— begin —

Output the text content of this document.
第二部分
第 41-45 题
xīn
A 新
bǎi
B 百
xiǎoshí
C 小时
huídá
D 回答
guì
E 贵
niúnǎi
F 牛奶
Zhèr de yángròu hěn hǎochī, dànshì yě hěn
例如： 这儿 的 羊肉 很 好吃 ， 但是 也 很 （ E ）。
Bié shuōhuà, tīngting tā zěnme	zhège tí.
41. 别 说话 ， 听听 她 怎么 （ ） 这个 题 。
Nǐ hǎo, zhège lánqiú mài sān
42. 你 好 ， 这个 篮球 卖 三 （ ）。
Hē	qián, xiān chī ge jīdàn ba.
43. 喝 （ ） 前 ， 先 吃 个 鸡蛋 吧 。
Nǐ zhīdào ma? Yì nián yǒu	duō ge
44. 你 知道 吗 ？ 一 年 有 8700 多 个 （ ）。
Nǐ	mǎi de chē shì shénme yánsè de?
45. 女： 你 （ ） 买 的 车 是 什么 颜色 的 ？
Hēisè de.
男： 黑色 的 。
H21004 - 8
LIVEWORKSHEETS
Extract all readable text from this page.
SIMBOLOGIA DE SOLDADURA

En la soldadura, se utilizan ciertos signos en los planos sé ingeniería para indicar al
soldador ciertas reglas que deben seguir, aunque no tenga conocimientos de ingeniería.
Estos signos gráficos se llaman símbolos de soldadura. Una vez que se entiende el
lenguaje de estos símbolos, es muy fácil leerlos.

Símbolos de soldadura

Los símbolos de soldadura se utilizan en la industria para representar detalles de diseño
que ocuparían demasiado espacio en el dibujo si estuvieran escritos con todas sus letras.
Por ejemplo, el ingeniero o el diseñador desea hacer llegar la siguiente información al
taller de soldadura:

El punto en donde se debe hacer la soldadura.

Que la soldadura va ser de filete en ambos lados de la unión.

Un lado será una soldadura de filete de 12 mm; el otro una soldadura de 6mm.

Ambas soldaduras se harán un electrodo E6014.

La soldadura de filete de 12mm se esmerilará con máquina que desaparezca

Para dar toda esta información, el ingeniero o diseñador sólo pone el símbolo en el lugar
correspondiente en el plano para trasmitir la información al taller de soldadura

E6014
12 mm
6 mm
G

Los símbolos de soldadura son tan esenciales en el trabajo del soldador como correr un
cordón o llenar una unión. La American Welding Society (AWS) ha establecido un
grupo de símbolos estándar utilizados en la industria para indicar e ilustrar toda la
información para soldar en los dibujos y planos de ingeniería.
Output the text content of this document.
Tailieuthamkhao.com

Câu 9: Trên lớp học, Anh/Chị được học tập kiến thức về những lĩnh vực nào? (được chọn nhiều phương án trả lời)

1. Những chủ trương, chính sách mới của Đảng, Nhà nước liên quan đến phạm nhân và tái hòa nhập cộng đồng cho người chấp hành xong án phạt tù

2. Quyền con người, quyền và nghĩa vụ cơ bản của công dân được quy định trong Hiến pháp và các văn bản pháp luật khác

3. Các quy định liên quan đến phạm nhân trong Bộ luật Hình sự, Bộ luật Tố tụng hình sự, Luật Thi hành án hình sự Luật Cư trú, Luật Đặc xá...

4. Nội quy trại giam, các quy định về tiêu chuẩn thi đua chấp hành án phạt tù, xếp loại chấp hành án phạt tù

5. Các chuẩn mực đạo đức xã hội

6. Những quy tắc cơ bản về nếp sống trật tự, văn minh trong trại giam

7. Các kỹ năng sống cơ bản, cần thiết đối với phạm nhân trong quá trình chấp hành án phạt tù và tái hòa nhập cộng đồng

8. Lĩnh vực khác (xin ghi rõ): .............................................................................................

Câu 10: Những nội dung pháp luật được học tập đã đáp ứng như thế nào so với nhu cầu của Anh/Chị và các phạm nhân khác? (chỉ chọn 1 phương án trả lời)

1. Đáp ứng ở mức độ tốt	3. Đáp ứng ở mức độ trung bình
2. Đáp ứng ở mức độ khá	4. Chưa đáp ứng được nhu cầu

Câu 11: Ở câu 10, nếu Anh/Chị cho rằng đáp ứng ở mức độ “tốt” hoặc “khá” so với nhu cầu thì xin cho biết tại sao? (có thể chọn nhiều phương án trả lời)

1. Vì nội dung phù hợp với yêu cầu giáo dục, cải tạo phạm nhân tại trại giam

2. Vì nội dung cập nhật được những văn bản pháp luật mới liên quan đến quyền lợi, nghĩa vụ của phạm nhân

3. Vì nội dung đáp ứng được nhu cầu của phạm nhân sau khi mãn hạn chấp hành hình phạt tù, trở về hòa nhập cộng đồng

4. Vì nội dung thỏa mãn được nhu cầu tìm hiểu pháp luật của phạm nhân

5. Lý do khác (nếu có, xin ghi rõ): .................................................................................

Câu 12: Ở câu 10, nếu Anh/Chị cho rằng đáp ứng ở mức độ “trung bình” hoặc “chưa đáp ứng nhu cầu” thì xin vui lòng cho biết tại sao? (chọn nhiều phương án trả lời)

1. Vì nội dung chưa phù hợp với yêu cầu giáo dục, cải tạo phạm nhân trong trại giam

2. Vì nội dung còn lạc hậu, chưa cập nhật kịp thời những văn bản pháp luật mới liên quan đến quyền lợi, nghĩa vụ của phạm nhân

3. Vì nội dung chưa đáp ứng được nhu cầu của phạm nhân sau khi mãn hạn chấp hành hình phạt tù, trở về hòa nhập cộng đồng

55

— end —

Set task:
Output the data above exactly, please, line for line.

Complete answer:
Output the text content of this document.
第二部分
第 41-45 题
xīn
A 新
bǎi
B 百
xiǎoshí
C 小时
huídá
D 回答
guì
E 贵
niúnǎi
F 牛奶
Zhèr de yángròu hěn hǎochī, dànshì yě hěn
例如： 这儿 的 羊肉 很 好吃 ， 但是 也 很 （ E ）。
Bié shuōhuà, tīngting tā zěnme	zhège tí.
41. 别 说话 ， 听听 她 怎么 （ ） 这个 题 。
Nǐ hǎo, zhège lánqiú mài sān
42. 你 好 ， 这个 篮球 卖 三 （ ）。
Hē	qián, xiān chī ge jīdàn ba.
43. 喝 （ ） 前 ， 先 吃 个 鸡蛋 吧 。
Nǐ zhīdào ma? Yì nián yǒu	duō ge
44. 你 知道 吗 ？ 一 年 有 8700 多 个 （ ）。
Nǐ	mǎi de chē shì shénme yánsè de?
45. 女： 你 （ ） 买 的 车 是 什么 颜色 的 ？
Hēisè de.
男： 黑色 的 。
H21004 - 8
LIVEWORKSHEETS
Extract all readable text from this page.
SIMBOLOGIA DE SOLDADURA

En la soldadura, se utilizan ciertos signos en los planos sé ingeniería para indicar al
soldador ciertas reglas que deben seguir, aunque no tenga conocimientos de ingeniería.
Estos signos gráficos se llaman símbolos de soldadura. Una vez que se entiende el
lenguaje de estos símbolos, es muy fácil leerlos.

Símbolos de soldadura

Los símbolos de soldadura se utilizan en la industria para representar detalles de diseño
que ocuparían demasiado espacio en el dibujo si estuvieran escritos con todas sus letras.
Por ejemplo, el ingeniero o el diseñador desea hacer llegar la siguiente información al
taller de soldadura:

El punto en donde se debe hacer la soldadura.

Que la soldadura va ser de filete en ambos lados de la unión.

Un lado será una soldadura de filete de 12 mm; el otro una soldadura de 6mm.

Ambas soldaduras se harán un electrodo E6014.

La soldadura de filete de 12mm se esmerilará con máquina que desaparezca

Para dar toda esta información, el ingeniero o diseñador sólo pone el símbolo en el lugar
correspondiente en el plano para trasmitir la información al taller de soldadura

E6014
12 mm
6 mm
G

Los símbolos de soldadura son tan esenciales en el trabajo del soldador como correr un
cordón o llenar una unión. La American Welding Society (AWS) ha establecido un
grupo de símbolos estándar utilizados en la industria para indicar e ilustrar toda la
información para soldar en los dibujos y planos de ingeniería.
Output the text content of this document.
Tailieuthamkhao.com

Câu 9: Trên lớp học, Anh/Chị được học tập kiến thức về những lĩnh vực nào? (được chọn nhiều phương án trả lời)

1. Những chủ trương, chính sách mới của Đảng, Nhà nước liên quan đến phạm nhân và tái hòa nhập cộng đồng cho người chấp hành xong án phạt tù

2. Quyền con người, quyền và nghĩa vụ cơ bản của công dân được quy định trong Hiến pháp và các văn bản pháp luật khác

3. Các quy định liên quan đến phạm nhân trong Bộ luật Hình sự, Bộ luật Tố tụng hình sự, Luật Thi hành án hình sự Luật Cư trú, Luật Đặc xá...

4. Nội quy trại giam, các quy định về tiêu chuẩn thi đua chấp hành án phạt tù, xếp loại chấp hành án phạt tù

5. Các chuẩn mực đạo đức xã hội

6. Những quy tắc cơ bản về nếp sống trật tự, văn minh trong trại giam

7. Các kỹ năng sống cơ bản, cần thiết đối với phạm nhân trong quá trình chấp hành án phạt tù và tái hòa nhập cộng đồng

8. Lĩnh vực khác (xin ghi rõ): .............................................................................................

Câu 10: Những nội dung pháp luật được học tập đã đáp ứng như thế nào so với nhu cầu của Anh/Chị và các phạm nhân khác? (chỉ chọn 1 phương án trả lời)

1. Đáp ứng ở mức độ tốt	3. Đáp ứng ở mức độ trung bình
2. Đáp ứng ở mức độ khá	4. Chưa đáp ứng được nhu cầu

Câu 11: Ở câu 10, nếu Anh/Chị cho rằng đáp ứng ở mức độ “tốt” hoặc “khá” so với nhu cầu thì xin cho biết tại sao? (có thể chọn nhiều phương án trả lời)

1. Vì nội dung phù hợp với yêu cầu giáo dục, cải tạo phạm nhân tại trại giam

2. Vì nội dung cập nhật được những văn bản pháp luật mới liên quan đến quyền lợi, nghĩa vụ của phạm nhân

3. Vì nội dung đáp ứng được nhu cầu của phạm nhân sau khi mãn hạn chấp hành hình phạt tù, trở về hòa nhập cộng đồng

4. Vì nội dung thỏa mãn được nhu cầu tìm hiểu pháp luật của phạm nhân

5. Lý do khác (nếu có, xin ghi rõ): .................................................................................

Câu 12: Ở câu 10, nếu Anh/Chị cho rằng đáp ứng ở mức độ “trung bình” hoặc “chưa đáp ứng nhu cầu” thì xin vui lòng cho biết tại sao? (chọn nhiều phương án trả lời)

1. Vì nội dung chưa phù hợp với yêu cầu giáo dục, cải tạo phạm nhân trong trại giam

2. Vì nội dung còn lạc hậu, chưa cập nhật kịp thời những văn bản pháp luật mới liên quan đến quyền lợi, nghĩa vụ của phạm nhân

3. Vì nội dung chưa đáp ứng được nhu cầu của phạm nhân sau khi mãn hạn chấp hành hình phạt tù, trở về hòa nhập cộng đồng

55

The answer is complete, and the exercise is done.